Visual layout annotation data
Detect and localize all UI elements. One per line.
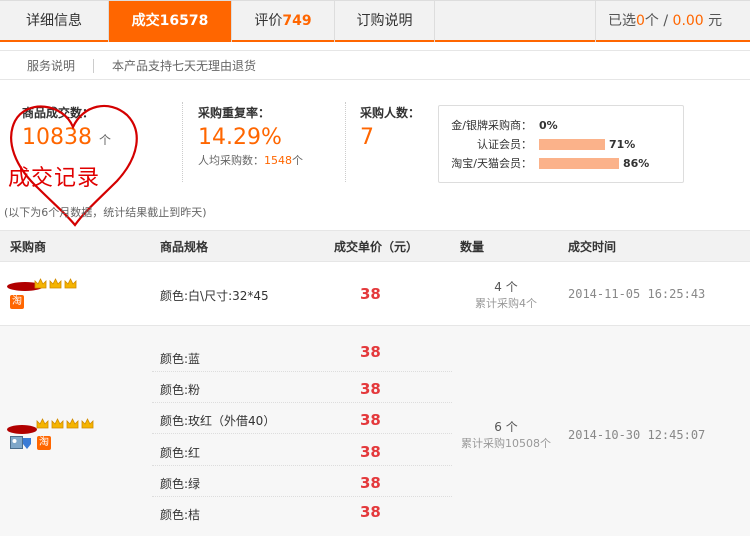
taobao-badge-icon[interactable]: 淘 <box>37 436 51 450</box>
price: 38 <box>360 443 381 461</box>
divider <box>152 465 452 466</box>
price: 38 <box>360 411 381 429</box>
tab-details[interactable]: 详细信息 <box>0 1 109 42</box>
col-spec: 商品规格 <box>160 240 209 254</box>
crown-icon <box>51 418 64 429</box>
member-row: 金/银牌采购商： 0% <box>451 119 558 132</box>
quantity: 4 个 累计采购4个 <box>475 280 537 310</box>
redacted-buyer-mark <box>7 425 37 434</box>
selected-summary: 已选0个 / 0.00 元 <box>595 1 750 42</box>
table-row: 淘 颜色:蓝 38 颜色:粉 38 颜色:玫红（外借40） 38 颜色:红 38… <box>0 326 750 536</box>
crown-icon <box>66 418 79 429</box>
annotation-text: 成交记录 <box>8 166 101 191</box>
verified-member-icon[interactable] <box>10 436 32 450</box>
divider <box>152 433 452 434</box>
member-row: 认证会员： 71% <box>477 138 636 151</box>
price: 38 <box>360 285 381 303</box>
service-row: 服务说明 本产品支持七天无理由退货 <box>0 50 750 80</box>
member-breakdown: 金/银牌采购商： 0% 认证会员： 71% 淘宝/天猫会员： 86% <box>438 105 684 183</box>
table-header: 采购商 商品规格 成交单价（元） 数量 成交时间 <box>0 230 750 262</box>
data-note: (以下为6个月数据，统计结果截止到昨天) <box>4 206 207 219</box>
col-buyer: 采购商 <box>10 240 47 254</box>
spec: 颜色:粉 <box>160 383 201 397</box>
tab-reviews[interactable]: 评价749 <box>232 1 335 42</box>
tab-order-instructions[interactable]: 订购说明 <box>335 1 435 42</box>
deal-time: 2014-10-30 12:45:07 <box>568 428 706 442</box>
table-row: 淘 颜色:白\尺寸:32*45 38 4 个 累计采购4个 2014-11-05… <box>0 262 750 326</box>
divider <box>93 59 94 73</box>
spec: 颜色:桔 <box>160 508 201 522</box>
member-row: 淘宝/天猫会员： 86% <box>451 157 650 170</box>
crown-icon <box>34 278 47 289</box>
tab-transactions[interactable]: 成交16578 <box>109 1 232 42</box>
spec: 颜色:玫红（外借40） <box>160 414 276 428</box>
col-price: 成交单价（元） <box>334 240 419 254</box>
spec: 颜色:绿 <box>160 477 201 491</box>
price: 38 <box>360 474 381 492</box>
stat-repurchase: 采购重复率： 14.29% 人均采购数：1548个 <box>198 106 303 167</box>
divider <box>152 402 452 403</box>
crown-icon <box>64 278 77 289</box>
divider <box>182 102 183 182</box>
crown-icon <box>49 278 62 289</box>
service-label[interactable]: 服务说明 <box>27 51 75 81</box>
price: 38 <box>360 343 381 361</box>
deal-time: 2014-11-05 16:25:43 <box>568 287 706 301</box>
crown-icon <box>36 418 49 429</box>
spec: 颜色:白\尺寸:32*45 <box>160 289 269 303</box>
price: 38 <box>360 503 381 521</box>
divider <box>152 496 452 497</box>
divider <box>345 102 346 182</box>
spec: 颜色:红 <box>160 446 201 460</box>
tab-bar: 详细信息 成交16578 评价749 订购说明 已选0个 / 0.00 元 <box>0 0 750 42</box>
col-qty: 数量 <box>460 240 485 254</box>
stat-buyers: 采购人数： 7 <box>360 106 421 150</box>
spec: 颜色:蓝 <box>160 352 201 366</box>
price: 38 <box>360 380 381 398</box>
crown-icon <box>81 418 94 429</box>
divider <box>152 371 452 372</box>
col-time: 成交时间 <box>568 240 617 254</box>
member-bar <box>539 158 619 169</box>
quantity: 6 个 累计采购10508个 <box>461 420 551 450</box>
member-bar <box>539 139 605 150</box>
taobao-badge-icon[interactable]: 淘 <box>10 295 24 309</box>
service-text: 本产品支持七天无理由退货 <box>112 59 257 73</box>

The exercise: Reproduce all of the lines above word for word, omitting the pictures.

Exercise response:
Detect and localize all UI elements. One per line.
taobao-badge-icon[interactable]: 淘 <box>37 436 51 450</box>
price: 38 <box>360 443 381 461</box>
divider <box>152 465 452 466</box>
price: 38 <box>360 411 381 429</box>
tab-details[interactable]: 详细信息 <box>0 1 109 42</box>
col-spec: 商品规格 <box>160 240 209 254</box>
crown-icon <box>51 418 64 429</box>
member-row: 金/银牌采购商： 0% <box>451 119 558 132</box>
quantity: 4 个 累计采购4个 <box>475 280 537 310</box>
redacted-buyer-mark <box>7 425 37 434</box>
selected-summary: 已选0个 / 0.00 元 <box>595 1 750 42</box>
table-row: 淘 颜色:蓝 38 颜色:粉 38 颜色:玫红（外借40） 38 颜色:红 38… <box>0 326 750 536</box>
crown-icon <box>66 418 79 429</box>
annotation-text: 成交记录 <box>8 166 101 191</box>
verified-member-icon[interactable] <box>10 436 32 450</box>
divider <box>152 433 452 434</box>
member-row: 认证会员： 71% <box>477 138 636 151</box>
price: 38 <box>360 285 381 303</box>
service-row: 服务说明 本产品支持七天无理由退货 <box>0 50 750 80</box>
member-breakdown: 金/银牌采购商： 0% 认证会员： 71% 淘宝/天猫会员： 86% <box>438 105 684 183</box>
table-header: 采购商 商品规格 成交单价（元） 数量 成交时间 <box>0 230 750 262</box>
data-note: (以下为6个月数据，统计结果截止到昨天) <box>4 206 207 219</box>
col-buyer: 采购商 <box>10 240 47 254</box>
spec: 颜色:粉 <box>160 383 201 397</box>
tab-reviews[interactable]: 评价749 <box>232 1 335 42</box>
tab-order-instructions[interactable]: 订购说明 <box>335 1 435 42</box>
deal-time: 2014-10-30 12:45:07 <box>568 428 706 442</box>
table-row: 淘 颜色:白\尺寸:32*45 38 4 个 累计采购4个 2014-11-05… <box>0 262 750 326</box>
divider <box>93 59 94 73</box>
spec: 颜色:桔 <box>160 508 201 522</box>
member-row: 淘宝/天猫会员： 86% <box>451 157 650 170</box>
crown-icon <box>34 278 47 289</box>
tab-transactions[interactable]: 成交16578 <box>109 1 232 42</box>
spec: 颜色:玫红（外借40） <box>160 414 276 428</box>
col-price: 成交单价（元） <box>334 240 419 254</box>
spec: 颜色:绿 <box>160 477 201 491</box>
price: 38 <box>360 474 381 492</box>
stat-repurchase: 采购重复率： 14.29% 人均采购数：1548个 <box>198 106 303 167</box>
divider <box>152 402 452 403</box>
crown-icon <box>64 278 77 289</box>
divider <box>182 102 183 182</box>
crown-icon <box>49 278 62 289</box>
service-label[interactable]: 服务说明 <box>27 51 75 81</box>
price: 38 <box>360 343 381 361</box>
deal-time: 2014-11-05 16:25:43 <box>568 287 706 301</box>
crown-icon <box>36 418 49 429</box>
spec: 颜色:白\尺寸:32*45 <box>160 289 269 303</box>
price: 38 <box>360 503 381 521</box>
divider <box>152 496 452 497</box>
divider <box>345 102 346 182</box>
spec: 颜色:红 <box>160 446 201 460</box>
tab-bar: 详细信息 成交16578 评价749 订购说明 已选0个 / 0.00 元 <box>0 0 750 42</box>
col-qty: 数量 <box>460 240 485 254</box>
stat-buyers: 采购人数： 7 <box>360 106 421 150</box>
spec: 颜色:蓝 <box>160 352 201 366</box>
price: 38 <box>360 380 381 398</box>
crown-icon <box>81 418 94 429</box>
divider <box>152 371 452 372</box>
col-time: 成交时间 <box>568 240 617 254</box>
member-bar <box>539 158 619 169</box>
quantity: 6 个 累计采购10508个 <box>461 420 551 450</box>
member-bar <box>539 139 605 150</box>
taobao-badge-icon[interactable]: 淘 <box>10 295 24 309</box>
service-text: 本产品支持七天无理由退货 <box>112 59 257 73</box>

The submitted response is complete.